» **Exercise objective**
From the listing below, pull out the lines that hold "overline".

» **Stored data**
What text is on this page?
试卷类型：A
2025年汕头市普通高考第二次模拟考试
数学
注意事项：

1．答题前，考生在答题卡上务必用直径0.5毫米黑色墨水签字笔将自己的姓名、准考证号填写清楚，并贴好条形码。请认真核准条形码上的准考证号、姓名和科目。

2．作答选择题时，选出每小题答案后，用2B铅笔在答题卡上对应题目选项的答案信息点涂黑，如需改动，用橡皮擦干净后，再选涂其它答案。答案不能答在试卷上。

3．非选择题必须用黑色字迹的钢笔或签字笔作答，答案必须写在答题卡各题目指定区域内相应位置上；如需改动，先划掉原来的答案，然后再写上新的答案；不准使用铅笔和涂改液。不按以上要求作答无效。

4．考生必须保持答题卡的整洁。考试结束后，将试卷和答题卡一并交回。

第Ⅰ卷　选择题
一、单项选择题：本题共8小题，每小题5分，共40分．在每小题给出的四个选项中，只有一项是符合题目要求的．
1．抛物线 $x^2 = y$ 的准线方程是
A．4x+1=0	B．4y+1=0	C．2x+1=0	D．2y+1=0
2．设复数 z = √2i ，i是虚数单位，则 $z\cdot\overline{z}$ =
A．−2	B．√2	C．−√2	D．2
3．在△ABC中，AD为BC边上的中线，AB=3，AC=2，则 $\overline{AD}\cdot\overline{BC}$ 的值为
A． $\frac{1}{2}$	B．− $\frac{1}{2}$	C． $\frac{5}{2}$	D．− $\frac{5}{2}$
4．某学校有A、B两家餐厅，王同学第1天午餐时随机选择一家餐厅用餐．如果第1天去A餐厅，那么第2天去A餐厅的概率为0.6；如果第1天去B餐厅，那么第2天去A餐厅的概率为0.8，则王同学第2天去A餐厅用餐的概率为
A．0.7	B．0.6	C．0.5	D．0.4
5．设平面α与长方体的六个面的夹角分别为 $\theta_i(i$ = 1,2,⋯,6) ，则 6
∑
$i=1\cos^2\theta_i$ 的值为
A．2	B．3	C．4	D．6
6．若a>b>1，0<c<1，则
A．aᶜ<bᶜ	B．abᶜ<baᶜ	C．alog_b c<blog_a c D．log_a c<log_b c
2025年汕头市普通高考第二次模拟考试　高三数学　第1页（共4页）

» **The solution**
2．设复数 z = √2i ，i是虚数单位，则 $z\cdot\overline{z}$ =
3．在△ABC中，AD为BC边上的中线，AB=3，AC=2，则 $\overline{AD}\cdot\overline{BC}$ 的值为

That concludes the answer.